(begin)
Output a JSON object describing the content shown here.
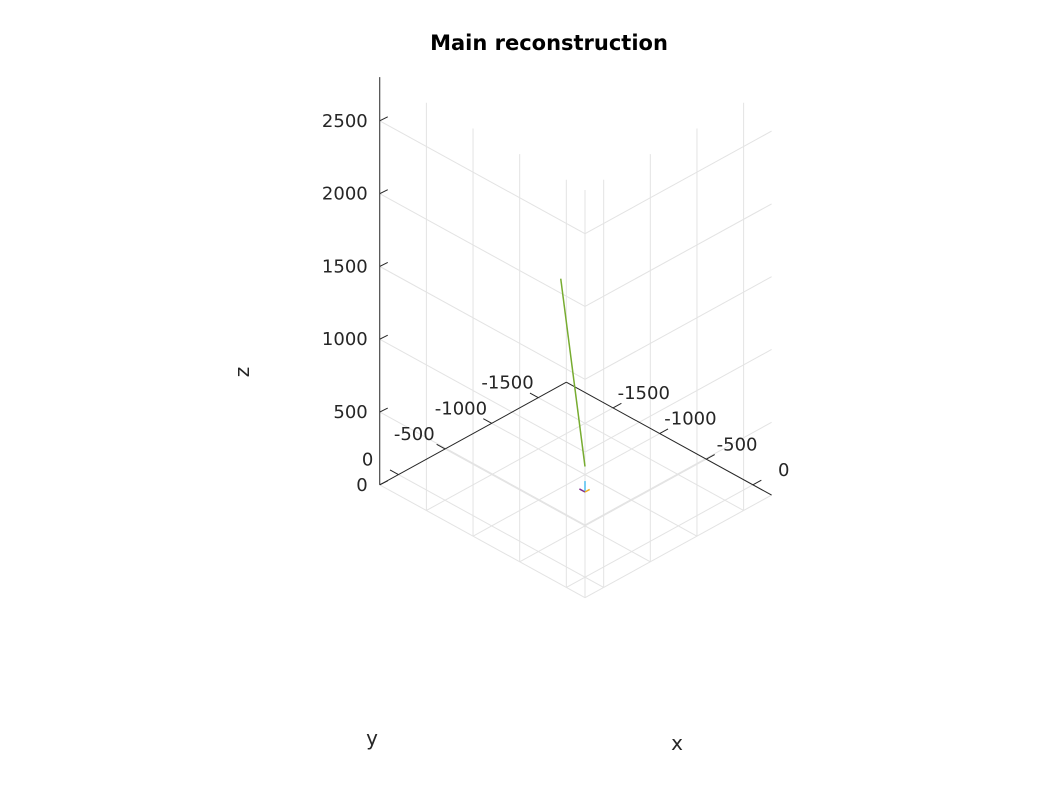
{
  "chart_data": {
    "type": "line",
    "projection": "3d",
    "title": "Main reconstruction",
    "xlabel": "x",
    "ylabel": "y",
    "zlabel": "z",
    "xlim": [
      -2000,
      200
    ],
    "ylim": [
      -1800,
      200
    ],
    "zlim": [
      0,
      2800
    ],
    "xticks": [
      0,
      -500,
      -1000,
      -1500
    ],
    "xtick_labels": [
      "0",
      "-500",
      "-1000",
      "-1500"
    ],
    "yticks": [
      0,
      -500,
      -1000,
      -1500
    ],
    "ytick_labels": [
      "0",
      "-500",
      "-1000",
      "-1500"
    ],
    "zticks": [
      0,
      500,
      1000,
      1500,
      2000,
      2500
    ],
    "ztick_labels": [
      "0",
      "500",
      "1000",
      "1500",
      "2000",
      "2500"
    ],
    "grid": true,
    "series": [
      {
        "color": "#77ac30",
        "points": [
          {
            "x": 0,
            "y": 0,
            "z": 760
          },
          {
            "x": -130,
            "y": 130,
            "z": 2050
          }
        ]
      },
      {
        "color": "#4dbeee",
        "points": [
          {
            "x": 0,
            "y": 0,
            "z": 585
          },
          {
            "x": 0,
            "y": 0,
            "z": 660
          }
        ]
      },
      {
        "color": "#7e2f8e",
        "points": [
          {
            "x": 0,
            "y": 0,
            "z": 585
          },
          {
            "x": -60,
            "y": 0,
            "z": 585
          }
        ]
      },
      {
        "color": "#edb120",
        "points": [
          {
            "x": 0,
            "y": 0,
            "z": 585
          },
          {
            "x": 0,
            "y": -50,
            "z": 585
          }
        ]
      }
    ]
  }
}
(end)
(begin)
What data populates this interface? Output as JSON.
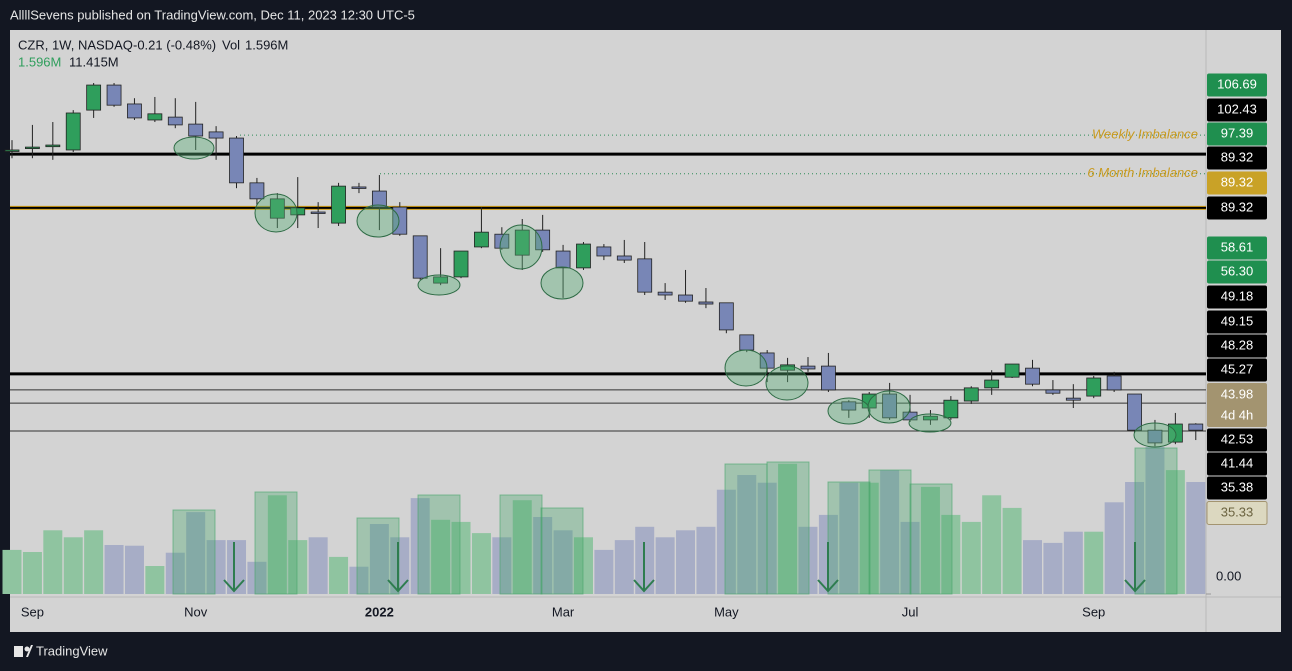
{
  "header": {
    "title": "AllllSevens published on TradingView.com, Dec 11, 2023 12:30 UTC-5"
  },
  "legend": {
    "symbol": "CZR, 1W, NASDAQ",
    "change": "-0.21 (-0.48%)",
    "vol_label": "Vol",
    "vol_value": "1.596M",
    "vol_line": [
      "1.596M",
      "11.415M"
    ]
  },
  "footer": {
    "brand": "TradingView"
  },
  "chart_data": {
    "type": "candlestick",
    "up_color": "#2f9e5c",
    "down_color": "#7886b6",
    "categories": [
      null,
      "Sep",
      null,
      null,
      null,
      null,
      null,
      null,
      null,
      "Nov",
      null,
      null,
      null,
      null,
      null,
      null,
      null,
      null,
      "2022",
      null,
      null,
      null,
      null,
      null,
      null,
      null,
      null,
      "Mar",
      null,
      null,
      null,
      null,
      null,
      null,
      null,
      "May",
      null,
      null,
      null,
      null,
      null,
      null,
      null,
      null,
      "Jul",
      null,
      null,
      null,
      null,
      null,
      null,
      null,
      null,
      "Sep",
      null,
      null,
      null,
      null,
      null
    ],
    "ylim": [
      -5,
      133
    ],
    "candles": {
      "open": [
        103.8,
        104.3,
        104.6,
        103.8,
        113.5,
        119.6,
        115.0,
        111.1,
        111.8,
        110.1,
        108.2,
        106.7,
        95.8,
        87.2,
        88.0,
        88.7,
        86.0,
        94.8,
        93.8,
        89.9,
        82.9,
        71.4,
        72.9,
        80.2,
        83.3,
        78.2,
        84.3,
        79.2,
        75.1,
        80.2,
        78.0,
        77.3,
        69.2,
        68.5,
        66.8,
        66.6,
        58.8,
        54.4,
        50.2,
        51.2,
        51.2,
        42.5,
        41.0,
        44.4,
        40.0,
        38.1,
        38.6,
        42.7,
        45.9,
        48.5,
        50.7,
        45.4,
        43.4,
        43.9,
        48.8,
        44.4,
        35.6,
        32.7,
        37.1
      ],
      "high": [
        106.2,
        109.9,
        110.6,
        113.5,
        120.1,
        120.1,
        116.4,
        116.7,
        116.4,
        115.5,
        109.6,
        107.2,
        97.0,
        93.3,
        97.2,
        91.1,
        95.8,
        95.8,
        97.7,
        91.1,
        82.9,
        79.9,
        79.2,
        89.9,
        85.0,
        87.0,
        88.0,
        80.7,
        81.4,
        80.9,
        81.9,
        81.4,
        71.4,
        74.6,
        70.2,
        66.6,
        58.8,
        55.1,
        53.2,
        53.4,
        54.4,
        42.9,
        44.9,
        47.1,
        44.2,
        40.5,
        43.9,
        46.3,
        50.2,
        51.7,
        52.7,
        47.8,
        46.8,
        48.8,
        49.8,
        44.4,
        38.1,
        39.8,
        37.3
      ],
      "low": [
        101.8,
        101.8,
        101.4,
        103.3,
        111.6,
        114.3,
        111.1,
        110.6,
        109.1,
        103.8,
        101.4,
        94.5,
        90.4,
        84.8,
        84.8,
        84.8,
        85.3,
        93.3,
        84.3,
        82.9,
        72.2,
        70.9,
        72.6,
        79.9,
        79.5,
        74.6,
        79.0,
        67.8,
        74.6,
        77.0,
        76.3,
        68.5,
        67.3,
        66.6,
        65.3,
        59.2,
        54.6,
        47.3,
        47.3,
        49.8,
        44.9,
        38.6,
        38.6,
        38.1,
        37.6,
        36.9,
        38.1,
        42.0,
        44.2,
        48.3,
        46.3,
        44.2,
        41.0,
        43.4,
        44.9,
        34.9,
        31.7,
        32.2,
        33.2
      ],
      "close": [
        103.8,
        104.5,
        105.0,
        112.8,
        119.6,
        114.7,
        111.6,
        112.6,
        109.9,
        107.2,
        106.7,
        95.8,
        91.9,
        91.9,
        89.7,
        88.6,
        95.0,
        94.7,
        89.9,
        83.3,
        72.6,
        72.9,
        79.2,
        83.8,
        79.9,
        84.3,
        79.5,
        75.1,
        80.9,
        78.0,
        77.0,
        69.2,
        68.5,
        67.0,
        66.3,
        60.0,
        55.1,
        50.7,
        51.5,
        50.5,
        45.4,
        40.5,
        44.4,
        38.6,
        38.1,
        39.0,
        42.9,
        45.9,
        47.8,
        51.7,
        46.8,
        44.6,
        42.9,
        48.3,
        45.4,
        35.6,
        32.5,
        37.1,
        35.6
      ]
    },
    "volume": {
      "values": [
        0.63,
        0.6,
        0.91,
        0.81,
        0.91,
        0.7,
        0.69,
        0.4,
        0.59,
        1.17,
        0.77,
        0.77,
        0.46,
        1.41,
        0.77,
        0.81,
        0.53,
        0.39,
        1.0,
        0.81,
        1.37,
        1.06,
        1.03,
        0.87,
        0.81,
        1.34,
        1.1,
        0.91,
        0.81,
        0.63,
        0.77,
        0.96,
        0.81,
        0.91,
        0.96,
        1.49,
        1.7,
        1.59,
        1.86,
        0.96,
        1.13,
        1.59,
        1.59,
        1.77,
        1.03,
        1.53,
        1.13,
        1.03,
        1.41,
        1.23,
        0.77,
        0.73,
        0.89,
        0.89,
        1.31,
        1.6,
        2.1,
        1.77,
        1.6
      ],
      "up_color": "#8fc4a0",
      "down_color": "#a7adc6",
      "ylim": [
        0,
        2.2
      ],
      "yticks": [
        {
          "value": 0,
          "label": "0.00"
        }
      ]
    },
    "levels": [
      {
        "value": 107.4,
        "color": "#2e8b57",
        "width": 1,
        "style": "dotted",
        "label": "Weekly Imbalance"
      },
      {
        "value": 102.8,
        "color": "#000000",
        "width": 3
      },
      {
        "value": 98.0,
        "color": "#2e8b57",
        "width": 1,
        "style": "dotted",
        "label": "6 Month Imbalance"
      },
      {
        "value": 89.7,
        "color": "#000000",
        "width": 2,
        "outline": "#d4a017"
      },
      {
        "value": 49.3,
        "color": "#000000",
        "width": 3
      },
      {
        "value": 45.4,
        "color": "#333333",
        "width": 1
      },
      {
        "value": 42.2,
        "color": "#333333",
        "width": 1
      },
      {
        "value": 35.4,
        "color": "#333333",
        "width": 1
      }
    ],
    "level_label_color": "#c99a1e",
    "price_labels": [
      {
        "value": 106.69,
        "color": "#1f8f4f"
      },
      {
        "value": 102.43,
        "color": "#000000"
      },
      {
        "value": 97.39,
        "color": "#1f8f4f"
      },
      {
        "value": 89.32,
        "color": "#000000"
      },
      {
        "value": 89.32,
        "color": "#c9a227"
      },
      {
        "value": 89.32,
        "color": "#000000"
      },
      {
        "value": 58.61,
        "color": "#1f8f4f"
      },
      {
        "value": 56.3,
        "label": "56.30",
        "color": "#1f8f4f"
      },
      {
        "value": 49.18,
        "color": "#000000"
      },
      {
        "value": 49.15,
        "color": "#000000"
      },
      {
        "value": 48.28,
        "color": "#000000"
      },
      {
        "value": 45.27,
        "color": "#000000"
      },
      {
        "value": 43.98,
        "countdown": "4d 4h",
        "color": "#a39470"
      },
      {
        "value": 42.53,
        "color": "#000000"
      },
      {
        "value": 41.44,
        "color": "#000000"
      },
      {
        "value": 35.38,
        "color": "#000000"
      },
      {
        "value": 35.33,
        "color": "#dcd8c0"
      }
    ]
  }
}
(end)
Written problem – Using the listing, copy every line where the word "title" shows up.

Solution for this problem –
    "title": "Main reconstruction",
    "title": "AllllSevens published on TradingView.com, Dec 11, 2023 12:30 UTC-5"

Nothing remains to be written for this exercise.